■ **Work instructions**
The entries below should be given again exactly, minus their pictures.

[Saved data entries]
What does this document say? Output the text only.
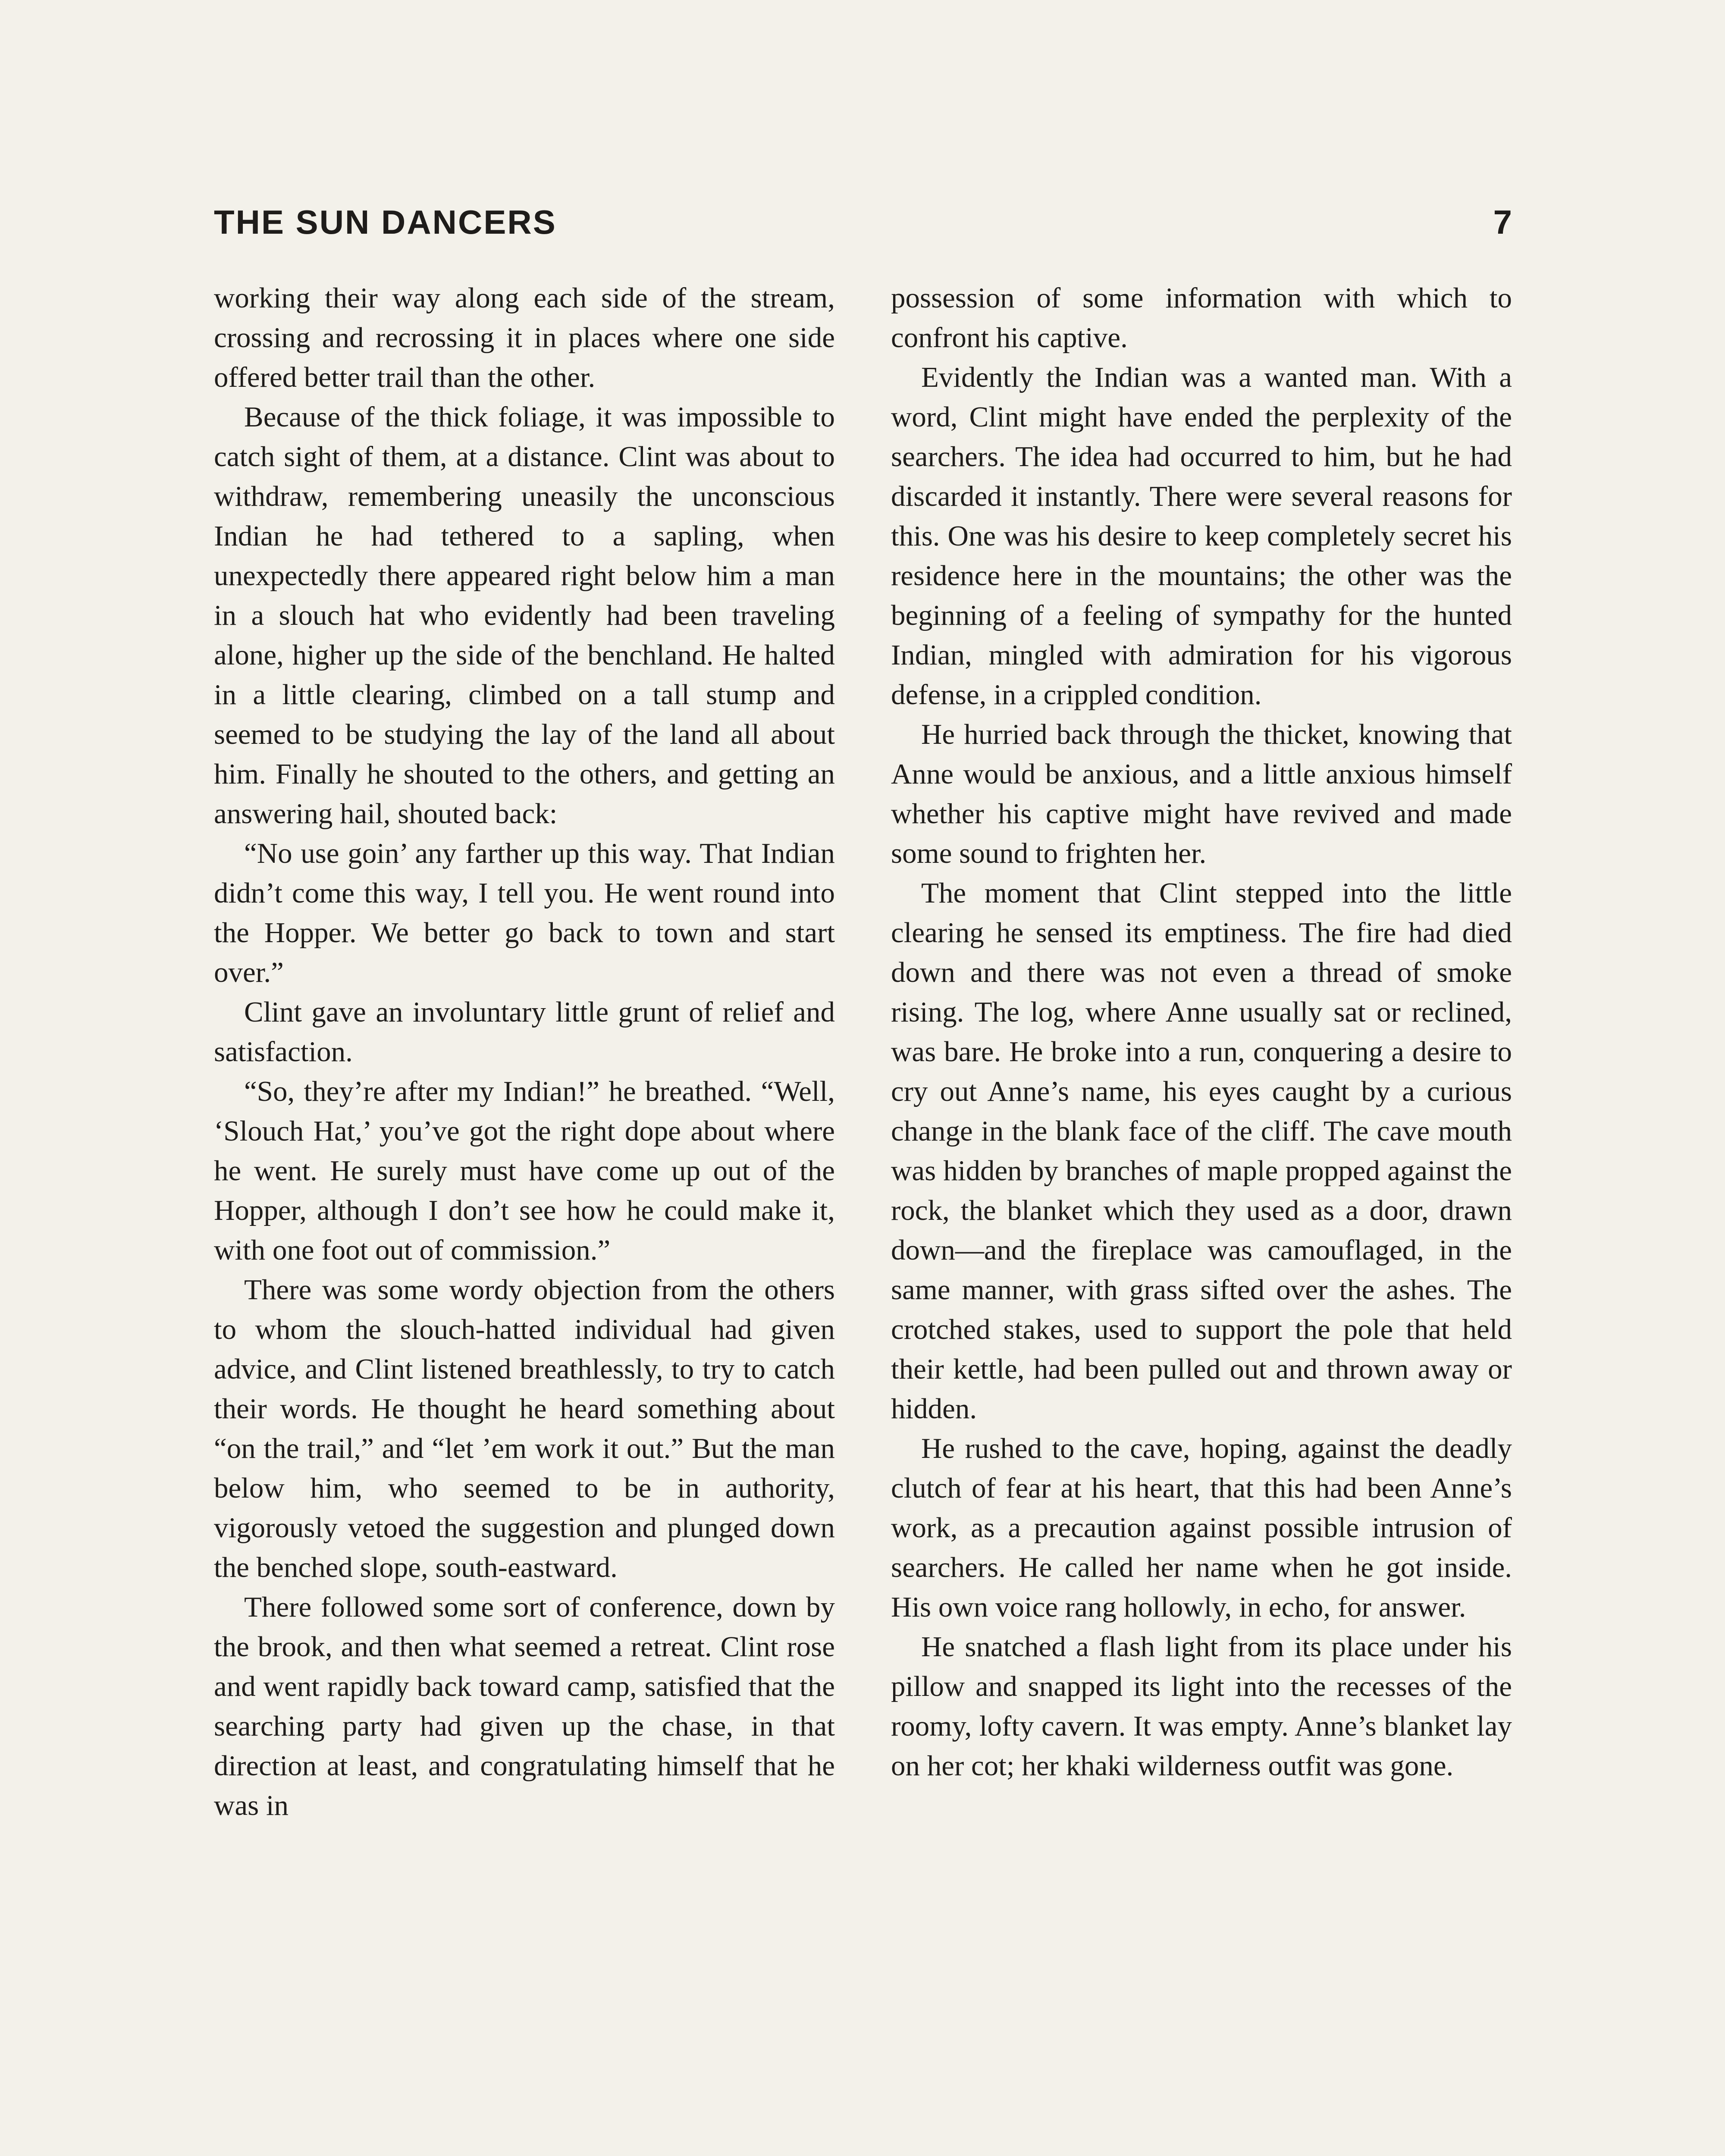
THE SUN DANCERS	7

working their way along each side of the stream, crossing and recrossing it in places where one side offered better trail than the other.

Because of the thick foliage, it was impossible to catch sight of them, at a distance. Clint was about to withdraw, remembering uneasily the unconscious Indian he had tethered to a sapling, when unexpectedly there appeared right below him a man in a slouch hat who evidently had been traveling alone, higher up the side of the benchland. He halted in a little clearing, climbed on a tall stump and seemed to be studying the lay of the land all about him. Finally he shouted to the others, and getting an answering hail, shouted back:

“No use goin’ any farther up this way. That Indian didn’t come this way, I tell you. He went round into the Hopper. We better go back to town and start over.”

Clint gave an involuntary little grunt of relief and satisfaction.

“So, they’re after my Indian!” he breathed. “Well, ‘Slouch Hat,’ you’ve got the right dope about where he went. He surely must have come up out of the Hopper, although I don’t see how he could make it, with one foot out of commission.”

There was some wordy objection from the others to whom the slouch-hatted individual had given advice, and Clint listened breathlessly, to try to catch their words. He thought he heard something about “on the trail,” and “let ’em work it out.” But the man below him, who seemed to be in authority, vigorously vetoed the suggestion and plunged down the benched slope, south-eastward.

There followed some sort of conference, down by the brook, and then what seemed a retreat. Clint rose and went rapidly back toward camp, satisfied that the searching party had given up the chase, in that direction at least, and congratulating himself that he was in

possession of some information with which to confront his captive.

Evidently the Indian was a wanted man. With a word, Clint might have ended the perplexity of the searchers. The idea had occurred to him, but he had discarded it instantly. There were several reasons for this. One was his desire to keep completely secret his residence here in the mountains; the other was the beginning of a feeling of sympathy for the hunted Indian, mingled with admiration for his vigorous defense, in a crippled condition.

He hurried back through the thicket, knowing that Anne would be anxious, and a little anxious himself whether his captive might have revived and made some sound to frighten her.

The moment that Clint stepped into the little clearing he sensed its emptiness. The fire had died down and there was not even a thread of smoke rising. The log, where Anne usually sat or reclined, was bare. He broke into a run, conquering a desire to cry out Anne’s name, his eyes caught by a curious change in the blank face of the cliff. The cave mouth was hidden by branches of maple propped against the rock, the blanket which they used as a door, drawn down—and the fireplace was camouflaged, in the same manner, with grass sifted over the ashes. The crotched stakes, used to support the pole that held their kettle, had been pulled out and thrown away or hidden.

He rushed to the cave, hoping, against the deadly clutch of fear at his heart, that this had been Anne’s work, as a precaution against possible intrusion of searchers. He called her name when he got inside. His own voice rang hollowly, in echo, for answer.

He snatched a flash light from its place under his pillow and snapped its light into the recesses of the roomy, lofty cavern. It was empty. Anne’s blanket lay on her cot; her khaki wilderness outfit was gone.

■ **Written response**
What does this document say? Output the text only.
THE SUN DANCERS	7

working their way along each side of the stream, crossing and recrossing it in places where one side offered better trail than the other.

Because of the thick foliage, it was impossible to catch sight of them, at a distance. Clint was about to withdraw, remembering uneasily the unconscious Indian he had tethered to a sapling, when unexpectedly there appeared right below him a man in a slouch hat who evidently had been traveling alone, higher up the side of the benchland. He halted in a little clearing, climbed on a tall stump and seemed to be studying the lay of the land all about him. Finally he shouted to the others, and getting an answering hail, shouted back:

“No use goin’ any farther up this way. That Indian didn’t come this way, I tell you. He went round into the Hopper. We better go back to town and start over.”

Clint gave an involuntary little grunt of relief and satisfaction.

“So, they’re after my Indian!” he breathed. “Well, ‘Slouch Hat,’ you’ve got the right dope about where he went. He surely must have come up out of the Hopper, although I don’t see how he could make it, with one foot out of commission.”

There was some wordy objection from the others to whom the slouch-hatted individual had given advice, and Clint listened breathlessly, to try to catch their words. He thought he heard something about “on the trail,” and “let ’em work it out.” But the man below him, who seemed to be in authority, vigorously vetoed the suggestion and plunged down the benched slope, south-eastward.

There followed some sort of conference, down by the brook, and then what seemed a retreat. Clint rose and went rapidly back toward camp, satisfied that the searching party had given up the chase, in that direction at least, and congratulating himself that he was in

possession of some information with which to confront his captive.

Evidently the Indian was a wanted man. With a word, Clint might have ended the perplexity of the searchers. The idea had occurred to him, but he had discarded it instantly. There were several reasons for this. One was his desire to keep completely secret his residence here in the mountains; the other was the beginning of a feeling of sympathy for the hunted Indian, mingled with admiration for his vigorous defense, in a crippled condition.

He hurried back through the thicket, knowing that Anne would be anxious, and a little anxious himself whether his captive might have revived and made some sound to frighten her.

The moment that Clint stepped into the little clearing he sensed its emptiness. The fire had died down and there was not even a thread of smoke rising. The log, where Anne usually sat or reclined, was bare. He broke into a run, conquering a desire to cry out Anne’s name, his eyes caught by a curious change in the blank face of the cliff. The cave mouth was hidden by branches of maple propped against the rock, the blanket which they used as a door, drawn down—and the fireplace was camouflaged, in the same manner, with grass sifted over the ashes. The crotched stakes, used to support the pole that held their kettle, had been pulled out and thrown away or hidden.

He rushed to the cave, hoping, against the deadly clutch of fear at his heart, that this had been Anne’s work, as a precaution against possible intrusion of searchers. He called her name when he got inside. His own voice rang hollowly, in echo, for answer.

He snatched a flash light from its place under his pillow and snapped its light into the recesses of the roomy, lofty cavern. It was empty. Anne’s blanket lay on her cot; her khaki wilderness outfit was gone.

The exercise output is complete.